**Instructions to follow**
Using the records provided below, locate and copy each line that contains the word "name".

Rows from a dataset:
▼
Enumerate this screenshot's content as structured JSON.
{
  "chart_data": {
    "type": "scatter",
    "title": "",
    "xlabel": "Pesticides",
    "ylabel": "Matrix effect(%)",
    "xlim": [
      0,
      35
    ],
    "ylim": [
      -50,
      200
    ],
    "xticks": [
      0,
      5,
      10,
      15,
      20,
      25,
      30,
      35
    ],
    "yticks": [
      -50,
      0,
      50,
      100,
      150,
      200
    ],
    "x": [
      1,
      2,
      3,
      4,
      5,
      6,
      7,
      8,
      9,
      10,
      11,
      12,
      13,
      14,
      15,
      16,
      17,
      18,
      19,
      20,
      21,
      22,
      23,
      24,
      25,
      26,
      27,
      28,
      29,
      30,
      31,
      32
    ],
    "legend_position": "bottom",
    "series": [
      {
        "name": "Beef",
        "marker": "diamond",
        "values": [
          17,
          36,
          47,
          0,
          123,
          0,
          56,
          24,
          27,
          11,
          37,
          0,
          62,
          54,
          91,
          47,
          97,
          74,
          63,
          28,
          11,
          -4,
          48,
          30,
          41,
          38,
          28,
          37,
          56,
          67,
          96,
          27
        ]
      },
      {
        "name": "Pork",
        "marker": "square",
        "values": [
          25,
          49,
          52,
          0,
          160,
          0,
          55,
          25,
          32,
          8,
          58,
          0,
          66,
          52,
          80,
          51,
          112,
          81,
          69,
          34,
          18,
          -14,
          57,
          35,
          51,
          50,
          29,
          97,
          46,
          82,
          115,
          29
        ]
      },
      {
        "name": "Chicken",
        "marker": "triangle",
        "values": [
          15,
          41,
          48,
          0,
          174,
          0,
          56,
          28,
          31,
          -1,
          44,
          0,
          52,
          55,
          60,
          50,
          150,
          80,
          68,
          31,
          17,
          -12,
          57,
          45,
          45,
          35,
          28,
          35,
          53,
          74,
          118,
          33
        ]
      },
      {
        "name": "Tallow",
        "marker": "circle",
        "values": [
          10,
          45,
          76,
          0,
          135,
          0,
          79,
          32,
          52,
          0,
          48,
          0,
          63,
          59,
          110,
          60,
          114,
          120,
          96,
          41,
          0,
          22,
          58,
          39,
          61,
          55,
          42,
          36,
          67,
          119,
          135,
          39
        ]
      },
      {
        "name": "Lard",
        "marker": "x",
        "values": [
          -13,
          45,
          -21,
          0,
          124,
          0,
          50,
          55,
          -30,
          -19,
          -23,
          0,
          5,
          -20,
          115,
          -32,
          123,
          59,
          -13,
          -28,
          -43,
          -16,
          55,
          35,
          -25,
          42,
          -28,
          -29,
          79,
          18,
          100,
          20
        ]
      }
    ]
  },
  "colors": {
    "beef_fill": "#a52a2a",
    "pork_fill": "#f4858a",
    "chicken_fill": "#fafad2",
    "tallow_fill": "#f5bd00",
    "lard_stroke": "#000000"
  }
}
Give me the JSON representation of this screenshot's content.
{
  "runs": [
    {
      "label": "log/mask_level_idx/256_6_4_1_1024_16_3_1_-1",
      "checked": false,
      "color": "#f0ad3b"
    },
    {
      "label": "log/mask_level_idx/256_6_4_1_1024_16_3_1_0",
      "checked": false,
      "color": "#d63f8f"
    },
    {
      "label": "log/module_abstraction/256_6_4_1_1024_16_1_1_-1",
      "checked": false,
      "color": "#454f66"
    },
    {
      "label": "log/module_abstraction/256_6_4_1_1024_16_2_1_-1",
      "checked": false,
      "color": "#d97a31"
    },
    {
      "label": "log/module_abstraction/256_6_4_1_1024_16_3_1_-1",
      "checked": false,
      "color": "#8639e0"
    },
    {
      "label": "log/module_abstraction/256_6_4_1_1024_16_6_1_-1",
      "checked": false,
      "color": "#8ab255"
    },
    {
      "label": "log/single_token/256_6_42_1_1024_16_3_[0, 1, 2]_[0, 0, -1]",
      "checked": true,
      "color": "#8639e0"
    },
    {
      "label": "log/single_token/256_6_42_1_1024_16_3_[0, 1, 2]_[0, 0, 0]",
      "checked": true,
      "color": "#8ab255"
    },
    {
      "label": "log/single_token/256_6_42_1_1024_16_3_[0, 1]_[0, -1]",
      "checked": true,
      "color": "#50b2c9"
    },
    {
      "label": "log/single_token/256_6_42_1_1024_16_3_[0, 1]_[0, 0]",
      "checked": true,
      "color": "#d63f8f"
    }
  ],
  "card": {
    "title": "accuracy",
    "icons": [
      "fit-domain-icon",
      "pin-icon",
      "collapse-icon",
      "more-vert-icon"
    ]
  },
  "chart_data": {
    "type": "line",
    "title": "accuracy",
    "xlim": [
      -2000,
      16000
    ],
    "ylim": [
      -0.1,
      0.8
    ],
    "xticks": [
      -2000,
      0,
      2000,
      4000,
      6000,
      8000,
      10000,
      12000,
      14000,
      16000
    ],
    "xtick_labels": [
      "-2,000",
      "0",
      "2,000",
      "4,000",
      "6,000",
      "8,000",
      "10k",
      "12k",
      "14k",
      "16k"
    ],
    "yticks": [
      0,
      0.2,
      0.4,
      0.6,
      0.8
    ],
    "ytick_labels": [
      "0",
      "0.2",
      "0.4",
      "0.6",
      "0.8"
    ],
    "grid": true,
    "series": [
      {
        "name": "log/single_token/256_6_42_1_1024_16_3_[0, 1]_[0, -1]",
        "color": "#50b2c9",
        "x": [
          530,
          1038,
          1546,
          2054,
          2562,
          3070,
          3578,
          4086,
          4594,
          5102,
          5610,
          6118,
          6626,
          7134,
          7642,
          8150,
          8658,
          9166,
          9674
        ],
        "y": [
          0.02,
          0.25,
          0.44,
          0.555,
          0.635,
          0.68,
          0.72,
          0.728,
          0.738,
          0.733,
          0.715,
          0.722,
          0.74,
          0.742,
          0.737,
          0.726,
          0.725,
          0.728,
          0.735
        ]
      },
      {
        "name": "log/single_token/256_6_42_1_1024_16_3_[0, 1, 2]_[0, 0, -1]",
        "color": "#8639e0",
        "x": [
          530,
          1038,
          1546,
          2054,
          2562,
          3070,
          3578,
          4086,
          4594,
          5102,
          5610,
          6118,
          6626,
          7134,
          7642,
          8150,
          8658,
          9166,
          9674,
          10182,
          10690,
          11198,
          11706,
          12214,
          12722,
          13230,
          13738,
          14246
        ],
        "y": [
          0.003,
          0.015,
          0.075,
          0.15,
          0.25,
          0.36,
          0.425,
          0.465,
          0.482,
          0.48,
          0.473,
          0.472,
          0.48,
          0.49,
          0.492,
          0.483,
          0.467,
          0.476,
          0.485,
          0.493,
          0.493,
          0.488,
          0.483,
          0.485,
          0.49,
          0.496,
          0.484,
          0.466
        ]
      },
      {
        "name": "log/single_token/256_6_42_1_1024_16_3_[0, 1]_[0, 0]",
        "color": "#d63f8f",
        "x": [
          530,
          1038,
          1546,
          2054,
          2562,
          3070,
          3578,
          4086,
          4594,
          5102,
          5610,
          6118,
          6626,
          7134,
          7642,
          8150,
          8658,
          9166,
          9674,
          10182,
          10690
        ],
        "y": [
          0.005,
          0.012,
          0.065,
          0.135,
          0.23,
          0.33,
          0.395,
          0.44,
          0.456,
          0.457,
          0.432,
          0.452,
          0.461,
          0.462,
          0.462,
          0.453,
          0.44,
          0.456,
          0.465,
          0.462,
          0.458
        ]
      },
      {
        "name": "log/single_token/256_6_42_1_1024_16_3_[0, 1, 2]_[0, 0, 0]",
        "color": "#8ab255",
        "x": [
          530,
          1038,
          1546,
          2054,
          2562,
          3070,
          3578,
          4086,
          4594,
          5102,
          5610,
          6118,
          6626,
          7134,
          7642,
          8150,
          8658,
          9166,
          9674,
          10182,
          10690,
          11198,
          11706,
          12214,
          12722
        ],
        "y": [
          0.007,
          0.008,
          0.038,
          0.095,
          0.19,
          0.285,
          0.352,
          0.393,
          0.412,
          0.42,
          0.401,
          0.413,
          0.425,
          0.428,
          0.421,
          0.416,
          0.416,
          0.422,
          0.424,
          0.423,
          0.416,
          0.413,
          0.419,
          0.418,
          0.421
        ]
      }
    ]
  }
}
▲
**Exercise output**
        "name": "Beef",
        "name": "Pork",
        "name": "Chicken",
        "name": "Tallow",
        "name": "Lard",
        "name": "log/single_token/256_6_42_1_1024_16_3_[0, 1]_[0, -1]",
        "name": "log/single_token/256_6_42_1_1024_16_3_[0, 1, 2]_[0, 0, -1]",
        "name": "log/single_token/256_6_42_1_1024_16_3_[0, 1]_[0, 0]",
        "name": "log/single_token/256_6_42_1_1024_16_3_[0, 1, 2]_[0, 0, 0]",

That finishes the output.